-------- Input rows

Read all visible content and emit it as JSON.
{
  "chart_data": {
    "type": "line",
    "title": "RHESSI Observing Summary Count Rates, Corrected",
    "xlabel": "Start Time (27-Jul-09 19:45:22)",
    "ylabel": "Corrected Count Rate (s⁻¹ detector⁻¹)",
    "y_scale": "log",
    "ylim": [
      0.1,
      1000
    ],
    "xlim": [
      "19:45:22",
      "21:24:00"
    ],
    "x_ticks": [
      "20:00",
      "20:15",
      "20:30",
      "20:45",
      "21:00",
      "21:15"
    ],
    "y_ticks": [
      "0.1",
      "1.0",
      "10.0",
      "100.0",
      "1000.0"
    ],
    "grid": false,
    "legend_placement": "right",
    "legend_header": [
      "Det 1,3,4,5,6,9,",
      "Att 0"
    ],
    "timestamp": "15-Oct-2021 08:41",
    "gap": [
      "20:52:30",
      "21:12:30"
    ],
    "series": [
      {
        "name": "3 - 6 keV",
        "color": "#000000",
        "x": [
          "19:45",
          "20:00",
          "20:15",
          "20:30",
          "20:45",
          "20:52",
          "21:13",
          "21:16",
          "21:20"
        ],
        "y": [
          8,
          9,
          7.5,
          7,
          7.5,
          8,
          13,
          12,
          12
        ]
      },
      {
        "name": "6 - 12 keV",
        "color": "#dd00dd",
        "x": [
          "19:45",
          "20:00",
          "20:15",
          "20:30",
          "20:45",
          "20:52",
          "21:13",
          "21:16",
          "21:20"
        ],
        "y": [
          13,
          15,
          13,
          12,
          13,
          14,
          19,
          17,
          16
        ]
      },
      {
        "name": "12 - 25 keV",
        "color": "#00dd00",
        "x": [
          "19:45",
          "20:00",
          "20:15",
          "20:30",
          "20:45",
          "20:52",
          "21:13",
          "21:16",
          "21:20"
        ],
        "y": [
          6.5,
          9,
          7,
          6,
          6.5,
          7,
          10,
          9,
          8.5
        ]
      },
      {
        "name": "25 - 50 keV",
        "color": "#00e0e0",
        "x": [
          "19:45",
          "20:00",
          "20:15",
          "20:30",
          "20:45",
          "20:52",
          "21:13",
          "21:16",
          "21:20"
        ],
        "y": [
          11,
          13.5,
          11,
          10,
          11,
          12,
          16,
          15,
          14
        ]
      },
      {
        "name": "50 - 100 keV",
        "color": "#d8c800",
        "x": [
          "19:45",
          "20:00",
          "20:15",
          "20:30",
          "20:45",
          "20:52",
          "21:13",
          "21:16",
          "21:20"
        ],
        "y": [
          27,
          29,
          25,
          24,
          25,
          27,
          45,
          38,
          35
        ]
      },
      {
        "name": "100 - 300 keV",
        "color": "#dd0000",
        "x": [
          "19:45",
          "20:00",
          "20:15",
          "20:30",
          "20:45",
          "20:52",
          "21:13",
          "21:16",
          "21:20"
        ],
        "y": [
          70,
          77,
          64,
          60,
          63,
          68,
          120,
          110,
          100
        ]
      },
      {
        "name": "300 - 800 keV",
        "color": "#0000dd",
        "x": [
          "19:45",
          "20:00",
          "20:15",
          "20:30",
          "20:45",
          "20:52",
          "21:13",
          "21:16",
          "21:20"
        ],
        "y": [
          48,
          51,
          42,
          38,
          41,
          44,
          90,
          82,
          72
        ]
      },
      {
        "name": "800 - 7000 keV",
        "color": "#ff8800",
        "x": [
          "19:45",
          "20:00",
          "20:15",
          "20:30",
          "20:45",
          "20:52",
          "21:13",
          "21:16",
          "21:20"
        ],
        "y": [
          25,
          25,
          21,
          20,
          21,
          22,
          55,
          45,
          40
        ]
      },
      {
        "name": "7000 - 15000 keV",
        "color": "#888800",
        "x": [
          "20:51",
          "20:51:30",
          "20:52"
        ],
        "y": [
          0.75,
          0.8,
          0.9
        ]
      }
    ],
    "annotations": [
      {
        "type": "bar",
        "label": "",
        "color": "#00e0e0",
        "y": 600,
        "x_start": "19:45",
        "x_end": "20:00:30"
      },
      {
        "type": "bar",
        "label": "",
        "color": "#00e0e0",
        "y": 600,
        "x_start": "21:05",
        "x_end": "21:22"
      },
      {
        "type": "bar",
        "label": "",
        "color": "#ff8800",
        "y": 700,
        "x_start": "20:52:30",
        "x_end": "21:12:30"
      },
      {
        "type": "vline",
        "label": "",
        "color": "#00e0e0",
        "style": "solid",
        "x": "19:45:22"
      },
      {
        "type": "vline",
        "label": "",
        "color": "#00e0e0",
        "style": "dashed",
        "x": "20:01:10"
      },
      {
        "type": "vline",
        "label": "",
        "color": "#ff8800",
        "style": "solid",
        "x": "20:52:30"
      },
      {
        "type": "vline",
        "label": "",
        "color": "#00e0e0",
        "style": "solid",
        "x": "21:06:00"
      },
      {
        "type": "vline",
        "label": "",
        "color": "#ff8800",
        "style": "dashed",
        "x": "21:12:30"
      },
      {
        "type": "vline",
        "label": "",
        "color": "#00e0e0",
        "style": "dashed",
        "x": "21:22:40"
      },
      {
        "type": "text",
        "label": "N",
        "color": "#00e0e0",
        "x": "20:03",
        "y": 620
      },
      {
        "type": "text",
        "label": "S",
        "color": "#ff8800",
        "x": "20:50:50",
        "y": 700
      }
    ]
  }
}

----------------

■ Given exercise:
Could you quote the material above in full, exactly as it stands?

■ Written answer:
Read all visible content and emit it as JSON.
{
  "chart_data": {
    "type": "line",
    "title": "RHESSI Observing Summary Count Rates, Corrected",
    "xlabel": "Start Time (27-Jul-09 19:45:22)",
    "ylabel": "Corrected Count Rate (s⁻¹ detector⁻¹)",
    "y_scale": "log",
    "ylim": [
      0.1,
      1000
    ],
    "xlim": [
      "19:45:22",
      "21:24:00"
    ],
    "x_ticks": [
      "20:00",
      "20:15",
      "20:30",
      "20:45",
      "21:00",
      "21:15"
    ],
    "y_ticks": [
      "0.1",
      "1.0",
      "10.0",
      "100.0",
      "1000.0"
    ],
    "grid": false,
    "legend_placement": "right",
    "legend_header": [
      "Det 1,3,4,5,6,9,",
      "Att 0"
    ],
    "timestamp": "15-Oct-2021 08:41",
    "gap": [
      "20:52:30",
      "21:12:30"
    ],
    "series": [
      {
        "name": "3 - 6 keV",
        "color": "#000000",
        "x": [
          "19:45",
          "20:00",
          "20:15",
          "20:30",
          "20:45",
          "20:52",
          "21:13",
          "21:16",
          "21:20"
        ],
        "y": [
          8,
          9,
          7.5,
          7,
          7.5,
          8,
          13,
          12,
          12
        ]
      },
      {
        "name": "6 - 12 keV",
        "color": "#dd00dd",
        "x": [
          "19:45",
          "20:00",
          "20:15",
          "20:30",
          "20:45",
          "20:52",
          "21:13",
          "21:16",
          "21:20"
        ],
        "y": [
          13,
          15,
          13,
          12,
          13,
          14,
          19,
          17,
          16
        ]
      },
      {
        "name": "12 - 25 keV",
        "color": "#00dd00",
        "x": [
          "19:45",
          "20:00",
          "20:15",
          "20:30",
          "20:45",
          "20:52",
          "21:13",
          "21:16",
          "21:20"
        ],
        "y": [
          6.5,
          9,
          7,
          6,
          6.5,
          7,
          10,
          9,
          8.5
        ]
      },
      {
        "name": "25 - 50 keV",
        "color": "#00e0e0",
        "x": [
          "19:45",
          "20:00",
          "20:15",
          "20:30",
          "20:45",
          "20:52",
          "21:13",
          "21:16",
          "21:20"
        ],
        "y": [
          11,
          13.5,
          11,
          10,
          11,
          12,
          16,
          15,
          14
        ]
      },
      {
        "name": "50 - 100 keV",
        "color": "#d8c800",
        "x": [
          "19:45",
          "20:00",
          "20:15",
          "20:30",
          "20:45",
          "20:52",
          "21:13",
          "21:16",
          "21:20"
        ],
        "y": [
          27,
          29,
          25,
          24,
          25,
          27,
          45,
          38,
          35
        ]
      },
      {
        "name": "100 - 300 keV",
        "color": "#dd0000",
        "x": [
          "19:45",
          "20:00",
          "20:15",
          "20:30",
          "20:45",
          "20:52",
          "21:13",
          "21:16",
          "21:20"
        ],
        "y": [
          70,
          77,
          64,
          60,
          63,
          68,
          120,
          110,
          100
        ]
      },
      {
        "name": "300 - 800 keV",
        "color": "#0000dd",
        "x": [
          "19:45",
          "20:00",
          "20:15",
          "20:30",
          "20:45",
          "20:52",
          "21:13",
          "21:16",
          "21:20"
        ],
        "y": [
          48,
          51,
          42,
          38,
          41,
          44,
          90,
          82,
          72
        ]
      },
      {
        "name": "800 - 7000 keV",
        "color": "#ff8800",
        "x": [
          "19:45",
          "20:00",
          "20:15",
          "20:30",
          "20:45",
          "20:52",
          "21:13",
          "21:16",
          "21:20"
        ],
        "y": [
          25,
          25,
          21,
          20,
          21,
          22,
          55,
          45,
          40
        ]
      },
      {
        "name": "7000 - 15000 keV",
        "color": "#888800",
        "x": [
          "20:51",
          "20:51:30",
          "20:52"
        ],
        "y": [
          0.75,
          0.8,
          0.9
        ]
      }
    ],
    "annotations": [
      {
        "type": "bar",
        "label": "",
        "color": "#00e0e0",
        "y": 600,
        "x_start": "19:45",
        "x_end": "20:00:30"
      },
      {
        "type": "bar",
        "label": "",
        "color": "#00e0e0",
        "y": 600,
        "x_start": "21:05",
        "x_end": "21:22"
      },
      {
        "type": "bar",
        "label": "",
        "color": "#ff8800",
        "y": 700,
        "x_start": "20:52:30",
        "x_end": "21:12:30"
      },
      {
        "type": "vline",
        "label": "",
        "color": "#00e0e0",
        "style": "solid",
        "x": "19:45:22"
      },
      {
        "type": "vline",
        "label": "",
        "color": "#00e0e0",
        "style": "dashed",
        "x": "20:01:10"
      },
      {
        "type": "vline",
        "label": "",
        "color": "#ff8800",
        "style": "solid",
        "x": "20:52:30"
      },
      {
        "type": "vline",
        "label": "",
        "color": "#00e0e0",
        "style": "solid",
        "x": "21:06:00"
      },
      {
        "type": "vline",
        "label": "",
        "color": "#ff8800",
        "style": "dashed",
        "x": "21:12:30"
      },
      {
        "type": "vline",
        "label": "",
        "color": "#00e0e0",
        "style": "dashed",
        "x": "21:22:40"
      },
      {
        "type": "text",
        "label": "N",
        "color": "#00e0e0",
        "x": "20:03",
        "y": 620
      },
      {
        "type": "text",
        "label": "S",
        "color": "#ff8800",
        "x": "20:50:50",
        "y": 700
      }
    ]
  }
}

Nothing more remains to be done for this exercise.